Instructions for the task:
Reproduce the records below line for line, with no changes, and leave out the pictures.

Given information:
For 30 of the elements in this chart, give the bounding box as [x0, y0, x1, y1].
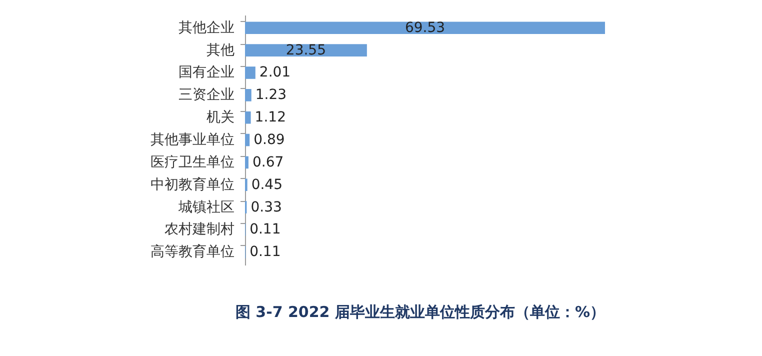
bar — [245, 134, 250, 146]
data-label: 0.11 — [250, 222, 281, 238]
y-tick-label: 中初教育单位 — [150, 176, 234, 193]
data-label: 0.11 — [250, 244, 281, 260]
data-label: 0.33 — [250, 199, 282, 216]
y-tick-label: 其他事业单位 — [150, 132, 234, 148]
text: 图 3-7 2022 届毕业生就业单位性质分布（单位：%） — [235, 303, 605, 321]
bar — [245, 22, 605, 34]
bar — [245, 88, 252, 102]
data-label: 0.89 — [254, 132, 285, 148]
data-label: 69.53 — [404, 20, 446, 36]
y-tick-label: 其他 — [206, 42, 234, 58]
y-tick-label: 三资企业 — [178, 87, 234, 104]
data-label: 23.55 — [286, 42, 326, 58]
data-label: 2.01 — [259, 64, 291, 81]
y-tick-label: 其他企业 — [178, 20, 234, 36]
y-tick-label: 国有企业 — [178, 64, 234, 81]
y-tick-label: 机关 — [206, 110, 234, 126]
bar — [245, 156, 248, 169]
y-tick-label: 高等教育单位 — [150, 243, 234, 260]
bar — [245, 111, 251, 124]
y-tick-label: 医疗卫生单位 — [150, 154, 234, 170]
data-label: 1.23 — [255, 87, 287, 104]
data-label: 1.12 — [254, 110, 286, 126]
data-label: 0.45 — [251, 176, 282, 193]
bar — [245, 44, 367, 56]
y-tick-label: 城镇社区 — [178, 199, 234, 216]
data-label: 0.67 — [252, 154, 284, 170]
bar — [245, 66, 256, 79]
y-tick-label: 农村建制村 — [164, 222, 234, 238]
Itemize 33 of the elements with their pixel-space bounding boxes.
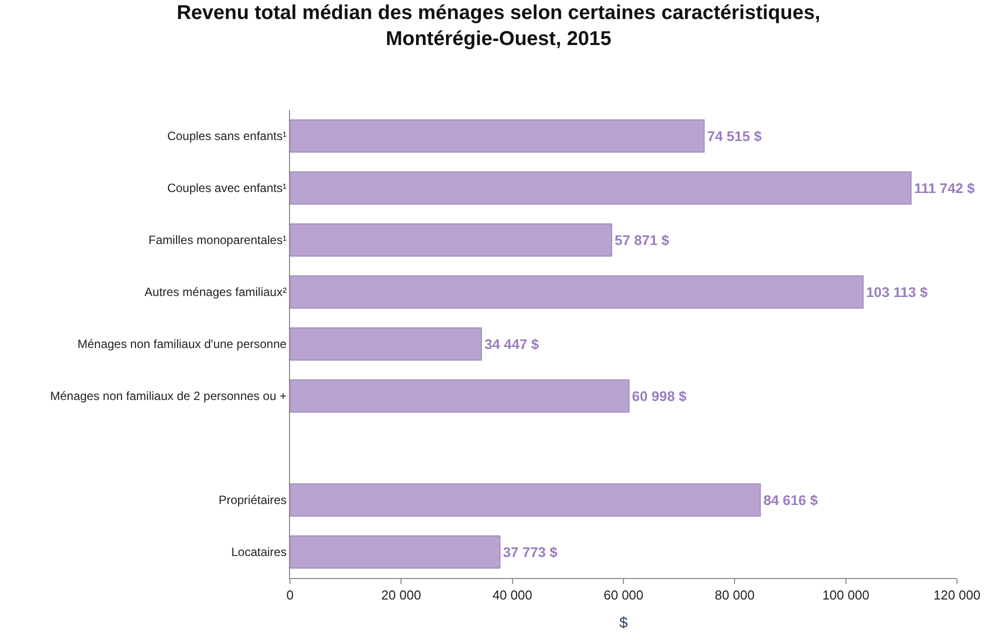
- data-label: 37 773 $: [502, 544, 558, 560]
- y-tick-label: Ménages non familiaux d'une personne: [77, 337, 287, 352]
- x-tick-label: 80 000: [714, 588, 755, 603]
- chart-title: Revenu total médian des ménages selon certaines caractéristiques, Montérégie-Ouest, 2015: [176, 2, 820, 50]
- bar: [290, 327, 482, 361]
- data-label: 74 515 $: [707, 128, 762, 144]
- y-tick-label: Couples sans enfants¹: [167, 129, 287, 144]
- y-tick-label: Propriétaires: [218, 493, 287, 508]
- data-label: 57 871 $: [614, 232, 670, 248]
- x-tick-label: 40 000: [492, 588, 532, 603]
- bar: [290, 171, 912, 205]
- data-label: 111 742 $: [914, 180, 976, 196]
- data-label: 103 113 $: [866, 284, 928, 300]
- y-tick-label: Familles monoparentales¹: [148, 233, 287, 248]
- bar: [290, 223, 612, 257]
- x-tick-label: 120 000: [934, 588, 980, 603]
- x-tick-label: 20 000: [381, 588, 422, 603]
- y-tick-label: Autres ménages familiaux²: [144, 285, 287, 300]
- data-label: 34 447 $: [484, 336, 540, 352]
- bar: [290, 275, 864, 309]
- bar: [290, 119, 705, 153]
- bar: [290, 379, 630, 413]
- x-axis-title: $: [619, 614, 628, 632]
- y-tick-label: Locataires: [231, 545, 287, 560]
- y-tick-label: Ménages non familiaux de 2 personnes ou +: [50, 389, 287, 404]
- y-tick-label: Couples avec enfants¹: [167, 181, 287, 196]
- data-label: 84 616 $: [763, 492, 818, 508]
- bar: [290, 535, 500, 569]
- data-label: 60 998 $: [632, 388, 687, 404]
- x-tick-label: 100 000: [822, 588, 870, 603]
- bar: [290, 483, 761, 517]
- x-tick-label: 0: [286, 588, 294, 603]
- x-tick-label: 60 000: [604, 588, 644, 603]
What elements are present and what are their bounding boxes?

Result of the task:
For 30 of the elements in this chart, give the bounding box as [x0, y0, x1, y1].
bar — [245, 134, 250, 146]
data-label: 0.11 — [250, 222, 281, 238]
y-tick-label: 中初教育单位 — [150, 176, 234, 193]
data-label: 0.11 — [250, 244, 281, 260]
data-label: 0.33 — [250, 199, 282, 216]
y-tick-label: 其他事业单位 — [150, 132, 234, 148]
text: 图 3-7 2022 届毕业生就业单位性质分布（单位：%） — [235, 303, 605, 321]
bar — [245, 22, 605, 34]
bar — [245, 88, 252, 102]
data-label: 0.89 — [254, 132, 285, 148]
data-label: 69.53 — [404, 20, 446, 36]
y-tick-label: 其他 — [206, 42, 234, 58]
y-tick-label: 三资企业 — [178, 87, 234, 104]
data-label: 23.55 — [286, 42, 326, 58]
data-label: 2.01 — [259, 64, 291, 81]
y-tick-label: 其他企业 — [178, 20, 234, 36]
y-tick-label: 国有企业 — [178, 64, 234, 81]
y-tick-label: 机关 — [206, 110, 234, 126]
bar — [245, 156, 248, 169]
y-tick-label: 高等教育单位 — [150, 243, 234, 260]
bar — [245, 111, 251, 124]
y-tick-label: 医疗卫生单位 — [150, 154, 234, 170]
data-label: 1.23 — [255, 87, 287, 104]
data-label: 1.12 — [254, 110, 286, 126]
data-label: 0.45 — [251, 176, 282, 193]
bar — [245, 44, 367, 56]
y-tick-label: 城镇社区 — [178, 199, 234, 216]
data-label: 0.67 — [252, 154, 284, 170]
bar — [245, 66, 256, 79]
y-tick-label: 农村建制村 — [164, 222, 234, 238]
Itemize 33 of the elements with their pixel-space bounding boxes.
- data-label: 37 773 $: [502, 544, 558, 560]
- y-tick-label: Ménages non familiaux d'une personne: [77, 337, 287, 352]
- x-tick-label: 80 000: [714, 588, 755, 603]
- chart-title: Revenu total médian des ménages selon certaines caractéristiques, Montérégie-Ouest, 2015: [176, 2, 820, 50]
- bar: [290, 327, 482, 361]
- data-label: 74 515 $: [707, 128, 762, 144]
- y-tick-label: Couples sans enfants¹: [167, 129, 287, 144]
- y-tick-label: Propriétaires: [218, 493, 287, 508]
- data-label: 57 871 $: [614, 232, 670, 248]
- x-tick-label: 40 000: [492, 588, 532, 603]
- bar: [290, 171, 912, 205]
- data-label: 111 742 $: [914, 180, 976, 196]
- data-label: 103 113 $: [866, 284, 928, 300]
- y-tick-label: Familles monoparentales¹: [148, 233, 287, 248]
- bar: [290, 223, 612, 257]
- x-tick-label: 120 000: [934, 588, 980, 603]
- x-tick-label: 20 000: [381, 588, 422, 603]
- y-tick-label: Autres ménages familiaux²: [144, 285, 287, 300]
- data-label: 34 447 $: [484, 336, 540, 352]
- bar: [290, 275, 864, 309]
- bar: [290, 119, 705, 153]
- bar: [290, 379, 630, 413]
- x-axis-title: $: [619, 614, 628, 632]
- y-tick-label: Locataires: [231, 545, 287, 560]
- y-tick-label: Ménages non familiaux de 2 personnes ou +: [50, 389, 287, 404]
- y-tick-label: Couples avec enfants¹: [167, 181, 287, 196]
- data-label: 84 616 $: [763, 492, 818, 508]
- bar: [290, 535, 500, 569]
- data-label: 60 998 $: [632, 388, 687, 404]
- x-tick-label: 100 000: [822, 588, 870, 603]
- bar: [290, 483, 761, 517]
- x-tick-label: 0: [286, 588, 294, 603]
- x-tick-label: 60 000: [604, 588, 644, 603]
What elements are present and what are their bounding boxes?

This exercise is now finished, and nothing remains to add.